## What the task requires
Copy the rows below word for word, starting with the first row and ending with the row that contains "svg-text:LOVESEAT: LOVESEAT <box>636". Include both of those rows.

**** Information provided ****

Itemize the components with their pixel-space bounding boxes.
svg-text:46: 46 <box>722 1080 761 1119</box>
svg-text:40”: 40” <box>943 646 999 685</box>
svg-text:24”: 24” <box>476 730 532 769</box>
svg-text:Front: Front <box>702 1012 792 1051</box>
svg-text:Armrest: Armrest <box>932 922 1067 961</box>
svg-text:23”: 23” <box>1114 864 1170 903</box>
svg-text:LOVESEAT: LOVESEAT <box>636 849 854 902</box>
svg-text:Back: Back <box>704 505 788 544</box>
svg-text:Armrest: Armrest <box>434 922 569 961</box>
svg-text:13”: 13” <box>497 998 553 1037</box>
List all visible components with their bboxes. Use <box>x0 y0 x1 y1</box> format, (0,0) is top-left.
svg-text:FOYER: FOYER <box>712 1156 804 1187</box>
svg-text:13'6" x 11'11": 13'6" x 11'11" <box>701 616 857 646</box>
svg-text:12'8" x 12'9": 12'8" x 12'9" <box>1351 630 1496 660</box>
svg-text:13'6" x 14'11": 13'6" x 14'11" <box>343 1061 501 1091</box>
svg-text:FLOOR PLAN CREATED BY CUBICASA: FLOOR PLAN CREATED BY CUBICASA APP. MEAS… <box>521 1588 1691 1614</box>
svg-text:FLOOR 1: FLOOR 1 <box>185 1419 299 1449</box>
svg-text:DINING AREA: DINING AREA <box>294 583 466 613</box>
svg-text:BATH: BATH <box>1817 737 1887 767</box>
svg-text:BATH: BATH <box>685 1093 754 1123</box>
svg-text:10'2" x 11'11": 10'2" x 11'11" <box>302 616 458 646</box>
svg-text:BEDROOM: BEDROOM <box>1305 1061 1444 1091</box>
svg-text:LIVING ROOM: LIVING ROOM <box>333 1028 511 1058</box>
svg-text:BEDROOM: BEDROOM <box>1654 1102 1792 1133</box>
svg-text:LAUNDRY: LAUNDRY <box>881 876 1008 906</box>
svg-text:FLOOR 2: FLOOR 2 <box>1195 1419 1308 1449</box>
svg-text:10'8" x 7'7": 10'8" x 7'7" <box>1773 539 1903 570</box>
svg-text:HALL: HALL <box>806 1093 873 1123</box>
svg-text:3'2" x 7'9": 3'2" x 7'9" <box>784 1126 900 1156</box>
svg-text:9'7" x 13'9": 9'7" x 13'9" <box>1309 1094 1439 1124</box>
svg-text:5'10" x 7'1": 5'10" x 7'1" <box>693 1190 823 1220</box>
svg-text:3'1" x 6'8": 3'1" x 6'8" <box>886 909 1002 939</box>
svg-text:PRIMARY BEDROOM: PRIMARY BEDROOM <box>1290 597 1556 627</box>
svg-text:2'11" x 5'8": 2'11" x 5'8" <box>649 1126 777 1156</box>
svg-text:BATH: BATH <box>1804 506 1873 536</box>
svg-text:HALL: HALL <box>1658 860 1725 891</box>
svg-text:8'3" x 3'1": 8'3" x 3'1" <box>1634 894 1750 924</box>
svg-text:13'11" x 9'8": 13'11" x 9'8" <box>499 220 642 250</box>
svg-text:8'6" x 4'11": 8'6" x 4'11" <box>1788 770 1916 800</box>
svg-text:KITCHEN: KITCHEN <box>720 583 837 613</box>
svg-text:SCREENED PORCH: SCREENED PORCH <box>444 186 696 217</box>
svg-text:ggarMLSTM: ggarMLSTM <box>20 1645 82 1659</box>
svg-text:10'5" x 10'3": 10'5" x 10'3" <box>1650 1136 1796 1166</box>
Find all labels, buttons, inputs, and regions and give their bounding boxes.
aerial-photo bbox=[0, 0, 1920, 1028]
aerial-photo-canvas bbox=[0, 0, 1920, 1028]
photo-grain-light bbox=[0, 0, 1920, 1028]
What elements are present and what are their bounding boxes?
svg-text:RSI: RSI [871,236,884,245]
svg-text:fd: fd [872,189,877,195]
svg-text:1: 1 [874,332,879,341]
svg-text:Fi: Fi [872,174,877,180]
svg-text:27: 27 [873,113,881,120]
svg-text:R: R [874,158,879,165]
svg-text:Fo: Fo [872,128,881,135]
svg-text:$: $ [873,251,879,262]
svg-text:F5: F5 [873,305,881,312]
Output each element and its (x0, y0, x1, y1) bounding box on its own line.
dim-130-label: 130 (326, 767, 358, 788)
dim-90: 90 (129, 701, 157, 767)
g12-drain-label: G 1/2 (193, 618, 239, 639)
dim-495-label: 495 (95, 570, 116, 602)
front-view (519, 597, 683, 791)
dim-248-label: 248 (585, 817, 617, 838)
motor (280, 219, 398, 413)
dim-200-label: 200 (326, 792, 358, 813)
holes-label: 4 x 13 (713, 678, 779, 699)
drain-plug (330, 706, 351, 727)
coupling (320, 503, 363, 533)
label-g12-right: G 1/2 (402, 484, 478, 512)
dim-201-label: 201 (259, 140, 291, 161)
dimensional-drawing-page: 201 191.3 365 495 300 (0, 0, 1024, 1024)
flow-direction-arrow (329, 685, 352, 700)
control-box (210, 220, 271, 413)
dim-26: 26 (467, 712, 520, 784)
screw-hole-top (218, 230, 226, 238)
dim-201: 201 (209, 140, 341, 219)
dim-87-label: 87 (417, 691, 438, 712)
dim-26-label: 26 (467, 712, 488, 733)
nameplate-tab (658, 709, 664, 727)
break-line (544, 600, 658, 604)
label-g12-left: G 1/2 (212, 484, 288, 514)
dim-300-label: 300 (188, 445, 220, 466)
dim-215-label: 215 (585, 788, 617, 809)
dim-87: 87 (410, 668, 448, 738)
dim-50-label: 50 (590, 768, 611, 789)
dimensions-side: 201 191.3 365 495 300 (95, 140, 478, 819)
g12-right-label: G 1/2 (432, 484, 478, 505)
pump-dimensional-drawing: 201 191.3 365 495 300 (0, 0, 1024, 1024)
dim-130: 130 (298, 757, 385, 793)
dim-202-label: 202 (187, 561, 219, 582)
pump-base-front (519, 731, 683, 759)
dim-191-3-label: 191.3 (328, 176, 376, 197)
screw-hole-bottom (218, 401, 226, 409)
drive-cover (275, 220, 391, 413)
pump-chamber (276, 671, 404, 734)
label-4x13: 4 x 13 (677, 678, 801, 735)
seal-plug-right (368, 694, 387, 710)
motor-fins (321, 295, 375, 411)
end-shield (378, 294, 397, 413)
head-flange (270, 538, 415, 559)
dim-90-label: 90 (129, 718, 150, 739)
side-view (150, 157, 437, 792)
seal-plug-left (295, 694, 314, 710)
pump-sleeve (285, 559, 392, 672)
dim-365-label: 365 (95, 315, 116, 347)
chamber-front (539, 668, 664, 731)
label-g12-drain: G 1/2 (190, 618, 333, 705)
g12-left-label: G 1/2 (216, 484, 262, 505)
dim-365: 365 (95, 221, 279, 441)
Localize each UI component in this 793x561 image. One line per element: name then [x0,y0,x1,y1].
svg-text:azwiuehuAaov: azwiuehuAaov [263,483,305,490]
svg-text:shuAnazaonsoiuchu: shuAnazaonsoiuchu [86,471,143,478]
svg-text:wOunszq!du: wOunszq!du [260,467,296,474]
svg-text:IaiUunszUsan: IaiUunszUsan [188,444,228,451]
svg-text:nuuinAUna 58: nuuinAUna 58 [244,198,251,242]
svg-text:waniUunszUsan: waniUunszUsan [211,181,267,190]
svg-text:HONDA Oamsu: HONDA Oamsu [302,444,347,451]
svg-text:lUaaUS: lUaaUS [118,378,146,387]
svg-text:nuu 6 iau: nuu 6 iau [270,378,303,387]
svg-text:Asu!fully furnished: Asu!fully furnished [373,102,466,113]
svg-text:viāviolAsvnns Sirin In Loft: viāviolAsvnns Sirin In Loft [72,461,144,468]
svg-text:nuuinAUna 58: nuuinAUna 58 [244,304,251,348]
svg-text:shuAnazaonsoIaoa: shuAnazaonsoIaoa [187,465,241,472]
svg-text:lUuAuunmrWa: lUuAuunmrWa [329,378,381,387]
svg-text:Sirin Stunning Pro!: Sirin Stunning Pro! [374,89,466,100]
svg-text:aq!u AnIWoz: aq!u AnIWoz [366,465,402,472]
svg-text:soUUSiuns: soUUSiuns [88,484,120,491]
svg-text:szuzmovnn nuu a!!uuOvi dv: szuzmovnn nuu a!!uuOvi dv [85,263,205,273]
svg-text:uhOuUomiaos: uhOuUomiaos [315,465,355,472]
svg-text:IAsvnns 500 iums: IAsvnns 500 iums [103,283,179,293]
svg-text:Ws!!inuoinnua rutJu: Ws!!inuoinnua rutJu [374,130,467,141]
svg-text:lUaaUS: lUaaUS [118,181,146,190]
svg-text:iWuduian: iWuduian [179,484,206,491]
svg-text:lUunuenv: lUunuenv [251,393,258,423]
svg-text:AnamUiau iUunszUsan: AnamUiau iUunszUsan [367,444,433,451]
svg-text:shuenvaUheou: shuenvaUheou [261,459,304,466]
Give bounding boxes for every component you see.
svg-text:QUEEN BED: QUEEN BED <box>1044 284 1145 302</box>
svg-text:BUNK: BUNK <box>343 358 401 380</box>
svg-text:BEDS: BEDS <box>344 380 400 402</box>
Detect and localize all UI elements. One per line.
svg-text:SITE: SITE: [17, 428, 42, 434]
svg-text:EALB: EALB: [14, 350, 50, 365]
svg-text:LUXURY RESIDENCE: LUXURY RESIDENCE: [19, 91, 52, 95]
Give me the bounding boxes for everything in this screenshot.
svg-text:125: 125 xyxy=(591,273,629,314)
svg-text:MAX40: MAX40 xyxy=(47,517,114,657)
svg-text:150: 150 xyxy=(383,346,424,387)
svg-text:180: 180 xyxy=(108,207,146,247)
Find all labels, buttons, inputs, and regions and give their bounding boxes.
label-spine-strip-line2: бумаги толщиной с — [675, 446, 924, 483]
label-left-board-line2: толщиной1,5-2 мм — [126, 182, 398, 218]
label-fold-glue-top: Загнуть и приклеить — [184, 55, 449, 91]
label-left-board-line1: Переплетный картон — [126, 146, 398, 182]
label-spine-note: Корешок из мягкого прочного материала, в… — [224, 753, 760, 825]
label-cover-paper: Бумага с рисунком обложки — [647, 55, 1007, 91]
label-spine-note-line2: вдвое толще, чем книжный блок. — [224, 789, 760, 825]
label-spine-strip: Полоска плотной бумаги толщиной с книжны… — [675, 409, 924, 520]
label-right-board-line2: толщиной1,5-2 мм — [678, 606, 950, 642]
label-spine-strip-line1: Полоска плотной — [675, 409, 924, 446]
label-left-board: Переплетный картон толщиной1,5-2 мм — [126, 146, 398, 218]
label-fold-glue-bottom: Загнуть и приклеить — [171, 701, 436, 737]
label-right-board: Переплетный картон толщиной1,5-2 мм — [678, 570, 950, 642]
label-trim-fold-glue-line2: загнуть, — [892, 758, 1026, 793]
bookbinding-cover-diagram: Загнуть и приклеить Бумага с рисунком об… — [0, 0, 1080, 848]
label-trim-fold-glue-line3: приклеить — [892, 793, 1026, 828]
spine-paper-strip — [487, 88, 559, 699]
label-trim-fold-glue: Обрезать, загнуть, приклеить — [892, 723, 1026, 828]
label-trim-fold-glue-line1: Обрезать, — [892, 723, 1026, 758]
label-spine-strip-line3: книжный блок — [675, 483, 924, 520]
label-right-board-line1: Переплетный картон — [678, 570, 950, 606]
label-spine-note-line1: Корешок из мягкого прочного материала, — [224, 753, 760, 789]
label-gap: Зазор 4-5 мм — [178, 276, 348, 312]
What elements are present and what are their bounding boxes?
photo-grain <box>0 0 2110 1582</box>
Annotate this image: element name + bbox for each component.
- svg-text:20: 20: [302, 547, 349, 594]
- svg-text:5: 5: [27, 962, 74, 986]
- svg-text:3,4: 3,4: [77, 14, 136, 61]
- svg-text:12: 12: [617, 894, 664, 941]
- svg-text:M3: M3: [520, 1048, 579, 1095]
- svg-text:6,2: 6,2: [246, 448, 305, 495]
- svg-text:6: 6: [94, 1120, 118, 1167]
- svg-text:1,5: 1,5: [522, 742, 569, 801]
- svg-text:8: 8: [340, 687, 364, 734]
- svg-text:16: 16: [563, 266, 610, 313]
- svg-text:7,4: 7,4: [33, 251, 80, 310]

****

## Written reply
Itemize the components with their pixel-space bounding boxes.
svg-text:46: 46 <box>722 1080 761 1119</box>
svg-text:40”: 40” <box>943 646 999 685</box>
svg-text:24”: 24” <box>476 730 532 769</box>
svg-text:Front: Front <box>702 1012 792 1051</box>
svg-text:Armrest: Armrest <box>932 922 1067 961</box>
svg-text:23”: 23” <box>1114 864 1170 903</box>
svg-text:LOVESEAT: LOVESEAT <box>636 849 854 902</box>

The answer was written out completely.